Extracted records:

========================================================================

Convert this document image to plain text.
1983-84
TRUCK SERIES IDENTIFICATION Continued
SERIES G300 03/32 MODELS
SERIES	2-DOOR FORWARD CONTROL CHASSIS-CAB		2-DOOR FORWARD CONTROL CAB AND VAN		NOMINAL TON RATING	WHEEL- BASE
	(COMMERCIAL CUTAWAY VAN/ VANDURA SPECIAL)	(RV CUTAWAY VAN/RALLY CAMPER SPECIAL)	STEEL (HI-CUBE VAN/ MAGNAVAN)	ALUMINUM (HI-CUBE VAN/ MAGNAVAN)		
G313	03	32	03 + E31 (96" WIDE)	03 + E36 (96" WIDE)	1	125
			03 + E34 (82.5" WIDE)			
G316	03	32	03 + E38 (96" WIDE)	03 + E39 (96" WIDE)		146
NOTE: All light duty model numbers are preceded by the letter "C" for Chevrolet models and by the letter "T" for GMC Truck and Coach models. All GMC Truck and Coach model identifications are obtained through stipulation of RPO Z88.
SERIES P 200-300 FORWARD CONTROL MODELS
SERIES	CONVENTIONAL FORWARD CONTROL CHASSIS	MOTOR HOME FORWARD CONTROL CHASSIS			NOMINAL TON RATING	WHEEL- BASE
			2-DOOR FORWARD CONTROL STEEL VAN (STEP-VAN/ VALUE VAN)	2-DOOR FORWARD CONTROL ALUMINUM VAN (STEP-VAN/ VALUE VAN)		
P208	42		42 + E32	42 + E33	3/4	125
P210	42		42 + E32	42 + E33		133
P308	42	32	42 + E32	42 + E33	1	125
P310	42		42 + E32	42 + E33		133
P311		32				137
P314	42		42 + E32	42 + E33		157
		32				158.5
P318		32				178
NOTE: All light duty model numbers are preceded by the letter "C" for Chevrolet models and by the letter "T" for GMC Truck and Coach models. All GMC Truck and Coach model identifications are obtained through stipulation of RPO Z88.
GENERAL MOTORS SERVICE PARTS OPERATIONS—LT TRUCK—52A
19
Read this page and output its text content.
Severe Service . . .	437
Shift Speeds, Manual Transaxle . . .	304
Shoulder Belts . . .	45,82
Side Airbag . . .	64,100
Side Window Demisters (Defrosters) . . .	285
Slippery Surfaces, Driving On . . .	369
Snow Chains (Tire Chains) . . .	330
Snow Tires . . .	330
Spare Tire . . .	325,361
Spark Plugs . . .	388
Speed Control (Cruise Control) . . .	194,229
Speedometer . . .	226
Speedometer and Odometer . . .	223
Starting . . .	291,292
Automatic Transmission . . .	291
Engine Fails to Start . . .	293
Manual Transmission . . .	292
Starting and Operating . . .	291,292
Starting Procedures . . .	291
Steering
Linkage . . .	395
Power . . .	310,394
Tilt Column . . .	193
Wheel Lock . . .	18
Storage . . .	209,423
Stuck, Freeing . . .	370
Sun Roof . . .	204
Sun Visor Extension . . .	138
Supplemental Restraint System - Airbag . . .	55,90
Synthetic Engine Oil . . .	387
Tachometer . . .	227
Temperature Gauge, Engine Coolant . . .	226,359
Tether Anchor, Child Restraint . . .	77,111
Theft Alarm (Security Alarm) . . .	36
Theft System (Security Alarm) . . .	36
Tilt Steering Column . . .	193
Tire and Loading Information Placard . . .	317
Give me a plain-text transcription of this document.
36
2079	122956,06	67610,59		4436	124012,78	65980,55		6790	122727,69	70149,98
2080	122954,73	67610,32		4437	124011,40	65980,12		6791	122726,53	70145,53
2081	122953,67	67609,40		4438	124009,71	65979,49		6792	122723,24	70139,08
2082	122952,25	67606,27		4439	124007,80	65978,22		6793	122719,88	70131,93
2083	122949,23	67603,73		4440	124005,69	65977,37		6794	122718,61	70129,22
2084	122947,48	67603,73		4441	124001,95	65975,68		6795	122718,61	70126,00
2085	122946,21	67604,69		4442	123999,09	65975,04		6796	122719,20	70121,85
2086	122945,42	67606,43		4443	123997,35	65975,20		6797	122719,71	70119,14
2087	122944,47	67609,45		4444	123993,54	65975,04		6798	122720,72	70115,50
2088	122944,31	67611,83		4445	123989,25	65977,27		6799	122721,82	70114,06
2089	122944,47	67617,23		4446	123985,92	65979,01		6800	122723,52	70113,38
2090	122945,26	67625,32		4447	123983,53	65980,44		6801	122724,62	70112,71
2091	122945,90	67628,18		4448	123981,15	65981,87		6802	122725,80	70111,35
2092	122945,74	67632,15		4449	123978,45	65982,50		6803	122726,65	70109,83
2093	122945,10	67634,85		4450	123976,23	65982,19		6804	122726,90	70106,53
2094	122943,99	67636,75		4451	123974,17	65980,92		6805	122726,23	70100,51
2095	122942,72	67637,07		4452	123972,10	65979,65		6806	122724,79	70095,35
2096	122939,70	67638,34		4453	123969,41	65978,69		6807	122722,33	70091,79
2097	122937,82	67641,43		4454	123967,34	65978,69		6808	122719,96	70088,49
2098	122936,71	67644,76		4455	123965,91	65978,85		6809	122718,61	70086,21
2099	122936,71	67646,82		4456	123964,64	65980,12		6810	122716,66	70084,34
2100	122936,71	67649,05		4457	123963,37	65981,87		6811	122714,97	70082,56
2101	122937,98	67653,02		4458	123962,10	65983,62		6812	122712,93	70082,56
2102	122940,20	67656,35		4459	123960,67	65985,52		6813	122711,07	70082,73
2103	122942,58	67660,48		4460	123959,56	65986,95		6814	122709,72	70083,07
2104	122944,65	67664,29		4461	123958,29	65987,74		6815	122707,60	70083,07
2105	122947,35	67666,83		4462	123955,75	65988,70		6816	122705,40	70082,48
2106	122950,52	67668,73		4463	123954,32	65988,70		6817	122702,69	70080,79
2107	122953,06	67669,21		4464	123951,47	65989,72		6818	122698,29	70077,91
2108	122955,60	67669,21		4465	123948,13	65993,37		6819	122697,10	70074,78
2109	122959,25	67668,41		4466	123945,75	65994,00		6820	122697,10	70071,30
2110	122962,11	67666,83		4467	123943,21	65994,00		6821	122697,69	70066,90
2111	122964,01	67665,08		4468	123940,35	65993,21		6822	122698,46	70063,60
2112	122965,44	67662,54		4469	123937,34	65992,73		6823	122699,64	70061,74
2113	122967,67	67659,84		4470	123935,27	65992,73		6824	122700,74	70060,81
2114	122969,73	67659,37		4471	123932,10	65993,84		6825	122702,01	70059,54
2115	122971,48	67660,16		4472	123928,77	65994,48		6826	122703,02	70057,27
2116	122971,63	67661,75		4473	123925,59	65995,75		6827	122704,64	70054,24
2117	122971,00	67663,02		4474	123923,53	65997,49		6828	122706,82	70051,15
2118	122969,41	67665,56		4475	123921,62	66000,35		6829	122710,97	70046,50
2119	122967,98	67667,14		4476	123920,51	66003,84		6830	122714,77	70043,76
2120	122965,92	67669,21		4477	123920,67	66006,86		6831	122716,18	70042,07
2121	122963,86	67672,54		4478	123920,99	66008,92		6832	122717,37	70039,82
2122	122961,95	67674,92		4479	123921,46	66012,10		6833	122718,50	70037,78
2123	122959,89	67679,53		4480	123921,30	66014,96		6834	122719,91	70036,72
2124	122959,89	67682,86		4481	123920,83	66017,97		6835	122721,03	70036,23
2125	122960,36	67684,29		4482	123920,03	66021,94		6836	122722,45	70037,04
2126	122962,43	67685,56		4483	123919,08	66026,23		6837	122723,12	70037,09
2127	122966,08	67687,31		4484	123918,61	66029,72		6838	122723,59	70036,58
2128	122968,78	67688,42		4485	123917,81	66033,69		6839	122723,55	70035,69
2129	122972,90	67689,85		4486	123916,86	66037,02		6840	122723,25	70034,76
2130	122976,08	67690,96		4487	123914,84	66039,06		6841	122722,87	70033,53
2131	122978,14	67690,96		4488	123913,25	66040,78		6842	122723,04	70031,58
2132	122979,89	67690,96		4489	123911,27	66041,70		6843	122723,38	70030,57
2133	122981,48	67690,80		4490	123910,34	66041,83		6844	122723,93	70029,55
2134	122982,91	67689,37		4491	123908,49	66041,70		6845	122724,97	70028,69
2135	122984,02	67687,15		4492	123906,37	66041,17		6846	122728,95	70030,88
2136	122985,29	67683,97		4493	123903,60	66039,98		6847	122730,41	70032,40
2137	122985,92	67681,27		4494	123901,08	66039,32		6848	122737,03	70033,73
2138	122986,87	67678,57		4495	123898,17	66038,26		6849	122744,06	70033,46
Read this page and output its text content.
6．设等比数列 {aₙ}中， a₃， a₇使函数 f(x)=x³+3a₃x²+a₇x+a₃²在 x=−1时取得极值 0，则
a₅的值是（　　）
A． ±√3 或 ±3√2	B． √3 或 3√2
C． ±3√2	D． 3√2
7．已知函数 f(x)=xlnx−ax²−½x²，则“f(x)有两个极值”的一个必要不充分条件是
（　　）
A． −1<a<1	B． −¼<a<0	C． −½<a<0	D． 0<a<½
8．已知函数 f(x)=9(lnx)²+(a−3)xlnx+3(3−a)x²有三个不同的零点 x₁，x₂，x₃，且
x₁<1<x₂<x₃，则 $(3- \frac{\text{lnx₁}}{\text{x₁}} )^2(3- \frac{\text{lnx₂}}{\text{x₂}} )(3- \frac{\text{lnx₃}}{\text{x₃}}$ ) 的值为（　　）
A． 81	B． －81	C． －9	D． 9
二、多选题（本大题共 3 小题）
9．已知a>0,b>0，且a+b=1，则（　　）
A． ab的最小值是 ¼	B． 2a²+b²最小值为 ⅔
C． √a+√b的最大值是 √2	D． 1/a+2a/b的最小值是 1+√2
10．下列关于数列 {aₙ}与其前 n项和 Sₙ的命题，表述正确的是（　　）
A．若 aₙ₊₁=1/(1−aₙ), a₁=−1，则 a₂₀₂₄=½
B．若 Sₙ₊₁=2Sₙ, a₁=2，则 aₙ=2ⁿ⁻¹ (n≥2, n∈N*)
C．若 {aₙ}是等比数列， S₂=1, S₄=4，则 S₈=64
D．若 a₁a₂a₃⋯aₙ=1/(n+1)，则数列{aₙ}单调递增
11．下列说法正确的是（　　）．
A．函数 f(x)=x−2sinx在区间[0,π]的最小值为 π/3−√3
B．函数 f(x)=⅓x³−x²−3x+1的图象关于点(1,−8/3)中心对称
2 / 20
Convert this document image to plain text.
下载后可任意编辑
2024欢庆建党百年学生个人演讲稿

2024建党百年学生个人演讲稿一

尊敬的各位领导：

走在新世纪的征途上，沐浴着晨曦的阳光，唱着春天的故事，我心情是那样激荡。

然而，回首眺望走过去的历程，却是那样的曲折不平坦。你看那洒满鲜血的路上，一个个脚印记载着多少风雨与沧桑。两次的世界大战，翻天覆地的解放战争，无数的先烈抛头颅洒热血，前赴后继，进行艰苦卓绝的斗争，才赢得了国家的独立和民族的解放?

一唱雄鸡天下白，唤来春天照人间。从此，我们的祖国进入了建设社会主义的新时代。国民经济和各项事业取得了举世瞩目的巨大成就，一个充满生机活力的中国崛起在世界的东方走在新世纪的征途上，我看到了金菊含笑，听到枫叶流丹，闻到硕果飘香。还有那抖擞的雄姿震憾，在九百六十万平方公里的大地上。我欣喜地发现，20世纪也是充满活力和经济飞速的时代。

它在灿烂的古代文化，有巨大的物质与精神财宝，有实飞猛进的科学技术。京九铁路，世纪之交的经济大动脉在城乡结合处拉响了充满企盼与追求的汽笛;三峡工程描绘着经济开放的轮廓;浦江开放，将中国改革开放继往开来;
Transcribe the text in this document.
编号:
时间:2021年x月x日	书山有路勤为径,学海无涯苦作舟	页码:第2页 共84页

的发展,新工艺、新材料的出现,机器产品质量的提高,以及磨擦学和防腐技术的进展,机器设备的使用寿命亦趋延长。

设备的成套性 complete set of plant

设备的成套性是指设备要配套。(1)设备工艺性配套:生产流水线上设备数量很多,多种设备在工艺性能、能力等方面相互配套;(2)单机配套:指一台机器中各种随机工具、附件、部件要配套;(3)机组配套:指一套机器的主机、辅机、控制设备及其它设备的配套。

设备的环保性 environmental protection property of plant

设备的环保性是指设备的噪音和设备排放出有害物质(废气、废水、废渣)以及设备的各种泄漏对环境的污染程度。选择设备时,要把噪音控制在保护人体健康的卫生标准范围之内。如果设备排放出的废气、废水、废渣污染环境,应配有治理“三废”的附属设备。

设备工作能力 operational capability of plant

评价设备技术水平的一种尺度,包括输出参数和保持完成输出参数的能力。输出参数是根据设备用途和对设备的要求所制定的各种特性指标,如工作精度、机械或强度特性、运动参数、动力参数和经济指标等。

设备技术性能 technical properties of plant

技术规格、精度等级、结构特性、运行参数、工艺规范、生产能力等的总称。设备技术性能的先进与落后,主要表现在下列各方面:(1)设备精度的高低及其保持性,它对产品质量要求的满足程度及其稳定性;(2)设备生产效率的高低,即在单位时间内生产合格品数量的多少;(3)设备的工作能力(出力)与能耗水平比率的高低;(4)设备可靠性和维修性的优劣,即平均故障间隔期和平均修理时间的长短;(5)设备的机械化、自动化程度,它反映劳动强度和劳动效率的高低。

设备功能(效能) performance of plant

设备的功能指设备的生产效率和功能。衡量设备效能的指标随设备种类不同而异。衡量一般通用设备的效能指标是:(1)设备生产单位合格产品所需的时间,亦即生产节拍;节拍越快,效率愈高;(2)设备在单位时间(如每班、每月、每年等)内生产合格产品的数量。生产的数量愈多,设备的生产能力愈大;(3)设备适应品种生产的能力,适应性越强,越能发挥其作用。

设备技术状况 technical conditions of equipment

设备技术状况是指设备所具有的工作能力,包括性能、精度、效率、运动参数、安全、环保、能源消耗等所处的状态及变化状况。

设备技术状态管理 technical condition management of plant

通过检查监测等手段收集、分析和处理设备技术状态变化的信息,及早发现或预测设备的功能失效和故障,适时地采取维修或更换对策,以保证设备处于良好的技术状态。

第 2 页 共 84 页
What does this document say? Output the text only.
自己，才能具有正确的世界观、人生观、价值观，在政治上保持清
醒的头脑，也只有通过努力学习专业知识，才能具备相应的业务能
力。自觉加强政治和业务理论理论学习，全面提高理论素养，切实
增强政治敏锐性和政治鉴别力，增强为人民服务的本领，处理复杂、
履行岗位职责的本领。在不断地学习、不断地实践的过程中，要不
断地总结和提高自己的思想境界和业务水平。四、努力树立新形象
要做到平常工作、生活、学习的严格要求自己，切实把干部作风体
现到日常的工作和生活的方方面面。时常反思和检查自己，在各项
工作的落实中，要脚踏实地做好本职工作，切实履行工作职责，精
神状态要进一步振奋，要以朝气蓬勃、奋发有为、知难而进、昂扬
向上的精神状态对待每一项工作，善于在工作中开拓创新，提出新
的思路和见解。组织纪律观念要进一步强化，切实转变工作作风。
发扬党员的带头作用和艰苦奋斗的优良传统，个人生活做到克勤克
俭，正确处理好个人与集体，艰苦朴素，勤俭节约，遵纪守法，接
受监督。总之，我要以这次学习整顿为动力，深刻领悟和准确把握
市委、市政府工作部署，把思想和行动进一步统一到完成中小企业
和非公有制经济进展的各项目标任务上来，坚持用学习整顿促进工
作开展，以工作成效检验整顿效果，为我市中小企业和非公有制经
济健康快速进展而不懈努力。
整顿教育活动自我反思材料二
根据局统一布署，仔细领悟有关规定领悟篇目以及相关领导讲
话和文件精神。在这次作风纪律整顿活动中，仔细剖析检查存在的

========================================================================

- _Aim of the exercise_:
All lines that include "STEEL" are to be gathered and copied.

- _Task response_:
	(COMMERCIAL CUTAWAY VAN/ VANDURA SPECIAL)	(RV CUTAWAY VAN/RALLY CAMPER SPECIAL)	STEEL (HI-CUBE VAN/ MAGNAVAN)	ALUMINUM (HI-CUBE VAN/ MAGNAVAN)		
			2-DOOR FORWARD CONTROL STEEL VAN (STEP-VAN/ VALUE VAN)	2-DOOR FORWARD CONTROL ALUMINUM VAN (STEP-VAN/ VALUE VAN)		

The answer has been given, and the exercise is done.